**What to produce:** "through" appears in how many lines of the entries? State only the number.

**Provided records:**

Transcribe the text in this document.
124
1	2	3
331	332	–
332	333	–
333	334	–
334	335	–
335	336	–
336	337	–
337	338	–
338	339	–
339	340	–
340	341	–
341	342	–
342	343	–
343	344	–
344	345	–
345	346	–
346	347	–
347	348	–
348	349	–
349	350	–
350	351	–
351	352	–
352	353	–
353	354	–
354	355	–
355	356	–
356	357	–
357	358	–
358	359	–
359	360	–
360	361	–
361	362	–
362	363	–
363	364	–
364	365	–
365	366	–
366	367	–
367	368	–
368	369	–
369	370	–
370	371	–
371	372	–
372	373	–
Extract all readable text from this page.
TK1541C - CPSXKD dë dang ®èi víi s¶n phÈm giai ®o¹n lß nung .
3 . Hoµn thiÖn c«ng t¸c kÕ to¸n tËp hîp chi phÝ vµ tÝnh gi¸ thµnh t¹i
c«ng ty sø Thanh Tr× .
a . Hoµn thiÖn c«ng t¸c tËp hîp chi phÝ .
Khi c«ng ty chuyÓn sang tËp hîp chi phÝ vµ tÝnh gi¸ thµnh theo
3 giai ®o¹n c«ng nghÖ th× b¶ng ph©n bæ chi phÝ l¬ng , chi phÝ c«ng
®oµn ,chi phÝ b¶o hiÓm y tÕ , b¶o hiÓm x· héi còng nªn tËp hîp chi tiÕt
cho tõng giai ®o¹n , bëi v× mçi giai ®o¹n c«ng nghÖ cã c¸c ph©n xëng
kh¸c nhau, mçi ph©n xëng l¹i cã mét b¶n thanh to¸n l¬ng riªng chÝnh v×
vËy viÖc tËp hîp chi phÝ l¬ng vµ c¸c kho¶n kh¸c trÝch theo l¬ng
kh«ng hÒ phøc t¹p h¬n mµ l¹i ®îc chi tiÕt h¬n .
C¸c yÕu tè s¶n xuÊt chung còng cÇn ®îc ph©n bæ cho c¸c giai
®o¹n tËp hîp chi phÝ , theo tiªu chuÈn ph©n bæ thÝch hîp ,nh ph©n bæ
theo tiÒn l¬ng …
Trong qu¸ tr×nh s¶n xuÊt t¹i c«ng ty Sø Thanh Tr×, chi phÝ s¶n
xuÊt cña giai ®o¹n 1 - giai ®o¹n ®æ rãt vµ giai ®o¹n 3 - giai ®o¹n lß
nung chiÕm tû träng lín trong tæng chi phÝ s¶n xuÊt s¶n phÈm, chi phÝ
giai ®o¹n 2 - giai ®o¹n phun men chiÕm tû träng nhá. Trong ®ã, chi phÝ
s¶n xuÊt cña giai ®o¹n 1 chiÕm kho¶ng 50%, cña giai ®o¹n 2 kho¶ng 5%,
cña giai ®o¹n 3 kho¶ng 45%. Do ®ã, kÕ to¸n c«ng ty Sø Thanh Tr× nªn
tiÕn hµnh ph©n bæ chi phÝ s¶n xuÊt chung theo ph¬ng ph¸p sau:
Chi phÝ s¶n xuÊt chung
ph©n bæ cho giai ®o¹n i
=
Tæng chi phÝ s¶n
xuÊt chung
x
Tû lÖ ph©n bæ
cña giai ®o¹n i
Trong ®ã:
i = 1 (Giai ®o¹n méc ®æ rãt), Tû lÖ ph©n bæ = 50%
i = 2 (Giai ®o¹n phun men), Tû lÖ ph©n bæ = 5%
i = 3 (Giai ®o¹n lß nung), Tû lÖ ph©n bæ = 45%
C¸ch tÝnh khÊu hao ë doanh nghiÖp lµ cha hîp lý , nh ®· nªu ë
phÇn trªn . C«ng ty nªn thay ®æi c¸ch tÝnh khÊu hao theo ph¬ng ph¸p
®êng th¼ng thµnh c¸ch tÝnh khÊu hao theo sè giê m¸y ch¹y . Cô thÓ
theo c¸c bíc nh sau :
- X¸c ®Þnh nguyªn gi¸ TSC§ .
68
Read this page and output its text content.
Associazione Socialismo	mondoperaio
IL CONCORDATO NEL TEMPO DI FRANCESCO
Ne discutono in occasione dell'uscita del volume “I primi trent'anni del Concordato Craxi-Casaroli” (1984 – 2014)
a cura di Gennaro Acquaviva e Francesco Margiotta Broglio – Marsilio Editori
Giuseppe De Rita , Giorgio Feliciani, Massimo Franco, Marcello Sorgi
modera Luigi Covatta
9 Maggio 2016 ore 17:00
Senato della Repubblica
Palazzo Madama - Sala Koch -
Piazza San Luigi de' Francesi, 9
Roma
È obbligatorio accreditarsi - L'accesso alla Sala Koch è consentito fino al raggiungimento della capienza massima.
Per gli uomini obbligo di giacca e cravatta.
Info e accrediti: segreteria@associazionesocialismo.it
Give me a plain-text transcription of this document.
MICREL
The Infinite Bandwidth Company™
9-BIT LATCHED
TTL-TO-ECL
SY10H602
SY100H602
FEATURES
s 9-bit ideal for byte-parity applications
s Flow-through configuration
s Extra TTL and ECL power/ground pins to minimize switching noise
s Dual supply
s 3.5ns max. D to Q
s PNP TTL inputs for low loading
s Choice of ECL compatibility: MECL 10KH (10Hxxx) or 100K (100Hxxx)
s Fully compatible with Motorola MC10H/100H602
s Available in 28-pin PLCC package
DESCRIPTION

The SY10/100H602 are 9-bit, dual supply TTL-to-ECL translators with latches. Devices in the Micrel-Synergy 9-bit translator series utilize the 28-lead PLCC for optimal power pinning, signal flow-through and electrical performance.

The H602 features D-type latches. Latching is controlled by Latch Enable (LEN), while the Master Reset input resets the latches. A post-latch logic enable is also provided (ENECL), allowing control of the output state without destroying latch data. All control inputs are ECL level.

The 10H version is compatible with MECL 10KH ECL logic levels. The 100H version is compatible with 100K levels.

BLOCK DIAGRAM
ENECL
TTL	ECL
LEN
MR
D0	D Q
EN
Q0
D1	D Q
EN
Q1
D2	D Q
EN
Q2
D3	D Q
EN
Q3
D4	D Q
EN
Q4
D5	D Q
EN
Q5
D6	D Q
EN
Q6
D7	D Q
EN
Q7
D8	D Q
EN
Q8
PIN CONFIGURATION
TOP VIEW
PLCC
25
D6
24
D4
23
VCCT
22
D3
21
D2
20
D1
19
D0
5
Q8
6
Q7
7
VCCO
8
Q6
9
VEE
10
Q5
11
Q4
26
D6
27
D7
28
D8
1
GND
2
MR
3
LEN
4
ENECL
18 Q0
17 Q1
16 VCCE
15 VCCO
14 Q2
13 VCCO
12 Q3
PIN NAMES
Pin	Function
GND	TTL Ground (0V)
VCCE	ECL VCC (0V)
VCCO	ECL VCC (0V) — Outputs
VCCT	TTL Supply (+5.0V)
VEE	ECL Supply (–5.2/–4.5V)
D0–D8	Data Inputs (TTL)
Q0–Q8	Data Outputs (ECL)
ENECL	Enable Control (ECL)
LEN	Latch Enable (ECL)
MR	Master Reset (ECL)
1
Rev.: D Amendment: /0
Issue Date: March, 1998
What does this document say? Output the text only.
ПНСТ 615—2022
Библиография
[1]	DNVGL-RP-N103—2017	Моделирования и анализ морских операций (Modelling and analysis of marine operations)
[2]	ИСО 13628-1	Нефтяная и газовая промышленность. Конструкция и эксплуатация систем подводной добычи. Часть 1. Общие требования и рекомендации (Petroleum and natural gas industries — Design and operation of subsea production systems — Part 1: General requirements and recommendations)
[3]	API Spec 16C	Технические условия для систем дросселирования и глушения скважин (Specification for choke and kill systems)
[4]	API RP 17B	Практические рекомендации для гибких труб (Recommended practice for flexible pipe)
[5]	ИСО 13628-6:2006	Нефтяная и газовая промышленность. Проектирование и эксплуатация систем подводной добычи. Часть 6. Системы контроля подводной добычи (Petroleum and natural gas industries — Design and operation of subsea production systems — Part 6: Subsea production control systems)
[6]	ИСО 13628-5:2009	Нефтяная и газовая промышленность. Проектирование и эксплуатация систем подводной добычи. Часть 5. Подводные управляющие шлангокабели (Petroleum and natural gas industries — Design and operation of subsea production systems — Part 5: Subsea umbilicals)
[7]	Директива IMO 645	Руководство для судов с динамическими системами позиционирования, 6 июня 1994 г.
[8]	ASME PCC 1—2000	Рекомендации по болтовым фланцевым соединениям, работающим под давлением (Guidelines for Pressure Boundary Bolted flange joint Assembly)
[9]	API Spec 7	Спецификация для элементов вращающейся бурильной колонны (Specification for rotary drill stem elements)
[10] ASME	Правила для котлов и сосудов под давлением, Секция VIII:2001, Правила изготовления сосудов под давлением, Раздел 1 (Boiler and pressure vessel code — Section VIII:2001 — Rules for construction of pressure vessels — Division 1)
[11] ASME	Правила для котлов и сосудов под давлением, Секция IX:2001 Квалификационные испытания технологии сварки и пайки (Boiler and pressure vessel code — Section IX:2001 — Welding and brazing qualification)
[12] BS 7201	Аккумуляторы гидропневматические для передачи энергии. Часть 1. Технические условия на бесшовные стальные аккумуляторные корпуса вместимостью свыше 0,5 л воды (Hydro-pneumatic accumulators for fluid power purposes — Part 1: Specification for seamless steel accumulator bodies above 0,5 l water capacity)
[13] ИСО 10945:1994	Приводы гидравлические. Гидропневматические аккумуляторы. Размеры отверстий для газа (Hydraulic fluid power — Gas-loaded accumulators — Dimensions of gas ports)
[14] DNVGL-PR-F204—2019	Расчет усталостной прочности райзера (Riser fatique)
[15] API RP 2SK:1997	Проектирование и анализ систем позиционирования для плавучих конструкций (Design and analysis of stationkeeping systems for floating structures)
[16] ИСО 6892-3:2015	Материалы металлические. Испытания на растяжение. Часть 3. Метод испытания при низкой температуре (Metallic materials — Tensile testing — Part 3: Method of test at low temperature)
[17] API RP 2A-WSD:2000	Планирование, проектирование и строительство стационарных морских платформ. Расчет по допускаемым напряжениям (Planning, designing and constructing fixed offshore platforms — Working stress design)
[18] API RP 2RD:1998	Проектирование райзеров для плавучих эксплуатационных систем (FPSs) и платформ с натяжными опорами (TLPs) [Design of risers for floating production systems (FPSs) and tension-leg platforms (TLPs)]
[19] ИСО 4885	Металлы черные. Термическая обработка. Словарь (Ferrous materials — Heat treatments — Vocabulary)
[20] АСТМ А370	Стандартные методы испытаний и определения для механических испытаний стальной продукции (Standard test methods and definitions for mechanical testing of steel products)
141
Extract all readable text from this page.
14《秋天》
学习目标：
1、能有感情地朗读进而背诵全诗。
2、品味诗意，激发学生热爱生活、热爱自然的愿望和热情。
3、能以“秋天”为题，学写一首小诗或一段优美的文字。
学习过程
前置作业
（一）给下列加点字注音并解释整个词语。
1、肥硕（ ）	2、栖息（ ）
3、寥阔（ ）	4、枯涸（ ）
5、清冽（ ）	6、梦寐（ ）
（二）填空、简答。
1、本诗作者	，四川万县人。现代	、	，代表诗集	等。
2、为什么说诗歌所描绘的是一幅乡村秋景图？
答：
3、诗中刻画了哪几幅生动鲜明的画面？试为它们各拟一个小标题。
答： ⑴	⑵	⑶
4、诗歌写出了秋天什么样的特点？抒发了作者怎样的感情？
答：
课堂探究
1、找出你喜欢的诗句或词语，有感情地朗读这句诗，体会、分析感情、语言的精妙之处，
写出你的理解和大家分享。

**Expected answer:** 2